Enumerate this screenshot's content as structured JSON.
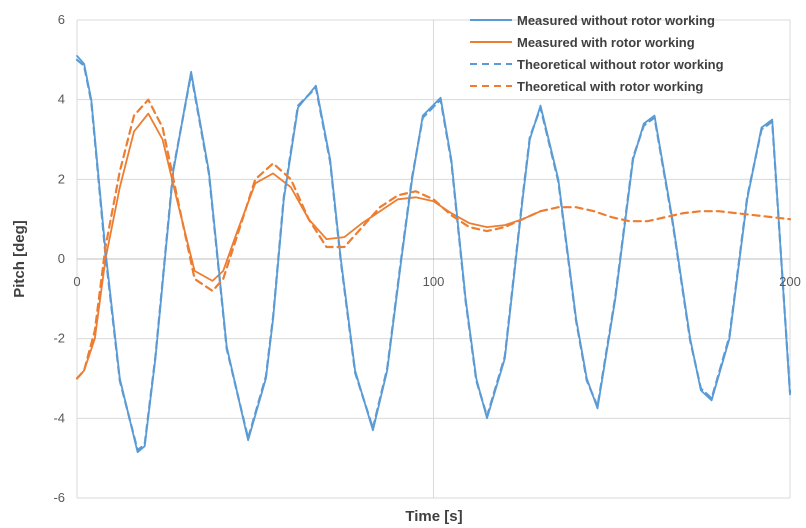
{
  "chart_data": {
    "type": "line",
    "xlabel": "Time [s]",
    "ylabel": "Pitch [deg]",
    "xlim": [
      0,
      200
    ],
    "ylim": [
      -6,
      6
    ],
    "x_ticks": [
      0,
      100,
      200
    ],
    "y_ticks": [
      -6,
      -4,
      -2,
      0,
      2,
      4,
      6
    ],
    "grid": true,
    "legend_position": "top-right",
    "series": [
      {
        "name": "Measured without rotor working",
        "color": "#5B9BD5",
        "style": "solid",
        "x": [
          0,
          2,
          4,
          8,
          12,
          17,
          19,
          22,
          27,
          32,
          37,
          42,
          48,
          53,
          55,
          58,
          62,
          67,
          71,
          74,
          78,
          83,
          87,
          91,
          94,
          97,
          102,
          105,
          109,
          112,
          115,
          120,
          125,
          127,
          130,
          135,
          140,
          143,
          146,
          151,
          156,
          159,
          162,
          167,
          172,
          175,
          178,
          183,
          188,
          192,
          195,
          200
        ],
        "y": [
          5.1,
          4.9,
          4.0,
          0.2,
          -3.0,
          -4.85,
          -4.7,
          -2.5,
          2.2,
          4.7,
          2.2,
          -2.2,
          -4.55,
          -3.0,
          -1.5,
          1.5,
          3.8,
          4.35,
          2.5,
          0.0,
          -2.8,
          -4.3,
          -2.8,
          0.0,
          2.0,
          3.6,
          4.05,
          2.5,
          -1.0,
          -3.0,
          -4.0,
          -2.5,
          1.5,
          3.0,
          3.85,
          2.0,
          -1.5,
          -3.0,
          -3.75,
          -1.0,
          2.5,
          3.4,
          3.6,
          1.0,
          -2.0,
          -3.3,
          -3.55,
          -2.0,
          1.5,
          3.3,
          3.5,
          -3.4
        ]
      },
      {
        "name": "Measured with rotor working",
        "color": "#ED7D31",
        "style": "solid",
        "x": [
          0,
          2,
          5,
          8,
          12,
          16,
          20,
          24,
          28,
          33,
          38,
          41,
          45,
          50,
          55,
          60,
          65,
          70,
          75,
          80,
          85,
          90,
          95,
          100,
          105,
          110,
          115,
          120,
          125,
          130
        ],
        "y": [
          -3.0,
          -2.8,
          -2.0,
          0.0,
          1.8,
          3.2,
          3.65,
          3.0,
          1.5,
          -0.3,
          -0.55,
          -0.3,
          0.7,
          1.9,
          2.15,
          1.8,
          1.0,
          0.5,
          0.55,
          0.9,
          1.2,
          1.5,
          1.55,
          1.45,
          1.15,
          0.9,
          0.8,
          0.85,
          1.0,
          1.2
        ]
      },
      {
        "name": "Theoretical without rotor working",
        "color": "#5B9BD5",
        "style": "dashed",
        "x": [
          0,
          2,
          4,
          8,
          12,
          17,
          19,
          22,
          27,
          32,
          37,
          42,
          48,
          53,
          55,
          58,
          62,
          67,
          71,
          74,
          78,
          83,
          87,
          91,
          94,
          97,
          102,
          105,
          109,
          112,
          115,
          120,
          125,
          127,
          130,
          135,
          140,
          143,
          146,
          151,
          156,
          159,
          162,
          167,
          172,
          175,
          178,
          183,
          188,
          192,
          195,
          200
        ],
        "y": [
          5.0,
          4.85,
          3.95,
          0.1,
          -3.05,
          -4.8,
          -4.65,
          -2.45,
          2.25,
          4.65,
          2.15,
          -2.25,
          -4.5,
          -2.95,
          -1.45,
          1.55,
          3.85,
          4.3,
          2.45,
          -0.05,
          -2.85,
          -4.25,
          -2.75,
          0.05,
          2.05,
          3.55,
          4.0,
          2.45,
          -1.05,
          -3.05,
          -3.95,
          -2.45,
          1.55,
          3.05,
          3.8,
          1.95,
          -1.55,
          -3.05,
          -3.7,
          -0.95,
          2.55,
          3.35,
          3.55,
          0.95,
          -2.05,
          -3.25,
          -3.5,
          -1.95,
          1.55,
          3.25,
          3.45,
          -3.35
        ]
      },
      {
        "name": "Theoretical with rotor working",
        "color": "#ED7D31",
        "style": "dashed",
        "x": [
          0,
          2,
          5,
          8,
          12,
          16,
          20,
          24,
          28,
          33,
          38,
          41,
          45,
          50,
          55,
          60,
          65,
          70,
          75,
          80,
          85,
          90,
          95,
          100,
          105,
          110,
          115,
          120,
          125,
          130,
          135,
          140,
          145,
          150,
          155,
          160,
          165,
          170,
          175,
          180,
          185,
          190,
          195,
          200
        ],
        "y": [
          -3.0,
          -2.8,
          -1.8,
          0.3,
          2.2,
          3.6,
          4.0,
          3.3,
          1.6,
          -0.5,
          -0.8,
          -0.5,
          0.6,
          2.0,
          2.4,
          2.0,
          1.0,
          0.3,
          0.3,
          0.8,
          1.3,
          1.6,
          1.7,
          1.5,
          1.1,
          0.8,
          0.7,
          0.8,
          1.0,
          1.2,
          1.3,
          1.3,
          1.2,
          1.05,
          0.95,
          0.95,
          1.05,
          1.15,
          1.2,
          1.2,
          1.15,
          1.1,
          1.05,
          1.0
        ]
      }
    ]
  }
}
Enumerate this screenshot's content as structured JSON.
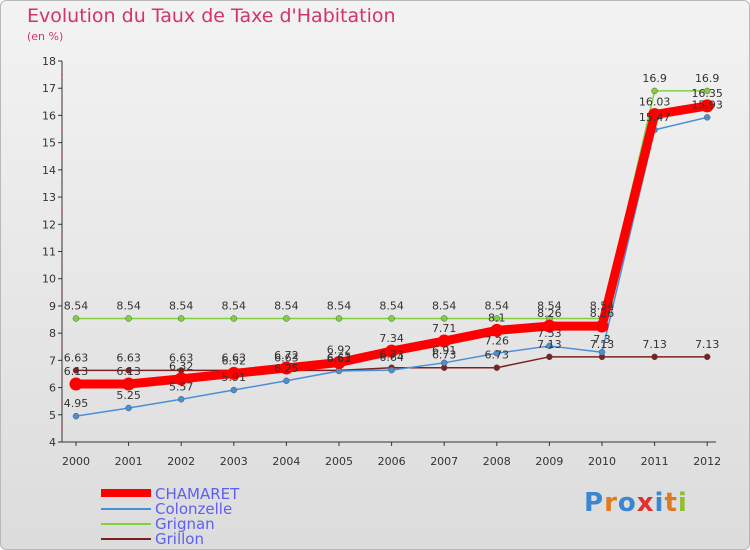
{
  "title": "Evolution du Taux de Taxe d'Habitation",
  "unit_label": "(en %)",
  "logo_text": "Proxiti",
  "chart_data": {
    "type": "line",
    "title": "Evolution du Taux de Taxe d'Habitation",
    "ylabel": "(en %)",
    "xlabel": "",
    "x": [
      "2000",
      "2001",
      "2002",
      "2003",
      "2004",
      "2005",
      "2006",
      "2007",
      "2008",
      "2009",
      "2010",
      "2011",
      "2012"
    ],
    "ylim": [
      4,
      18
    ],
    "yticks": [
      4,
      5,
      6,
      7,
      8,
      9,
      10,
      11,
      12,
      13,
      14,
      15,
      16,
      17,
      18
    ],
    "grid": false,
    "legend_position": "bottom-left",
    "series": [
      {
        "name": "CHAMARET",
        "color": "#ff0000",
        "values": [
          6.13,
          6.13,
          6.32,
          6.52,
          6.72,
          6.92,
          7.34,
          7.71,
          8.1,
          8.26,
          8.26,
          16.03,
          16.35
        ]
      },
      {
        "name": "Colonzelle",
        "color": "#4a8fd6",
        "values": [
          4.95,
          5.25,
          5.57,
          5.91,
          6.25,
          6.61,
          6.64,
          6.91,
          7.26,
          7.53,
          7.3,
          15.47,
          15.93
        ]
      },
      {
        "name": "Grignan",
        "color": "#80d040",
        "values": [
          8.54,
          8.54,
          8.54,
          8.54,
          8.54,
          8.54,
          8.54,
          8.54,
          8.54,
          8.54,
          8.54,
          16.9,
          16.9
        ]
      },
      {
        "name": "Grillon",
        "color": "#7a2222",
        "values": [
          6.63,
          6.63,
          6.63,
          6.63,
          6.63,
          6.63,
          6.73,
          6.73,
          6.73,
          7.13,
          7.13,
          7.13,
          7.13
        ]
      }
    ],
    "data_labels": {
      "CHAMARET": [
        "6.13",
        "6.13",
        "6.32",
        "6.52",
        "6.72",
        "6.92",
        "7.34",
        "7.71",
        "8.1",
        "8.26",
        "8.26",
        "16.03",
        "16.35"
      ],
      "Colonzelle": [
        "4.95",
        "5.25",
        "5.57",
        "5.91",
        "6.25",
        "6.61",
        "6.64",
        "6.91",
        "7.26",
        "7.53",
        "7.3",
        "15.47",
        "15.93"
      ],
      "Grignan": [
        "8.54",
        "8.54",
        "8.54",
        "8.54",
        "8.54",
        "8.54",
        "8.54",
        "8.54",
        "8.54",
        "8.54",
        "8.54",
        "16.9",
        "16.9"
      ],
      "Grillon": [
        "6.63",
        "6.63",
        "6.63",
        "6.63",
        "6.63",
        "6.63",
        "6.73",
        "6.73",
        "6.73",
        "7.13",
        "7.13",
        "7.13",
        "7.13"
      ]
    }
  },
  "legend": [
    {
      "label": "CHAMARET"
    },
    {
      "label": "Colonzelle"
    },
    {
      "label": "Grignan"
    },
    {
      "label": "Grillon"
    }
  ]
}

■ **What you have to do**
Pull out each line holding the string "Taux".

■ **The output**
  "title": "Evolution du Taux de Taxe d'Habitation",
    "title": "Evolution du Taux de Taxe d'Habitation",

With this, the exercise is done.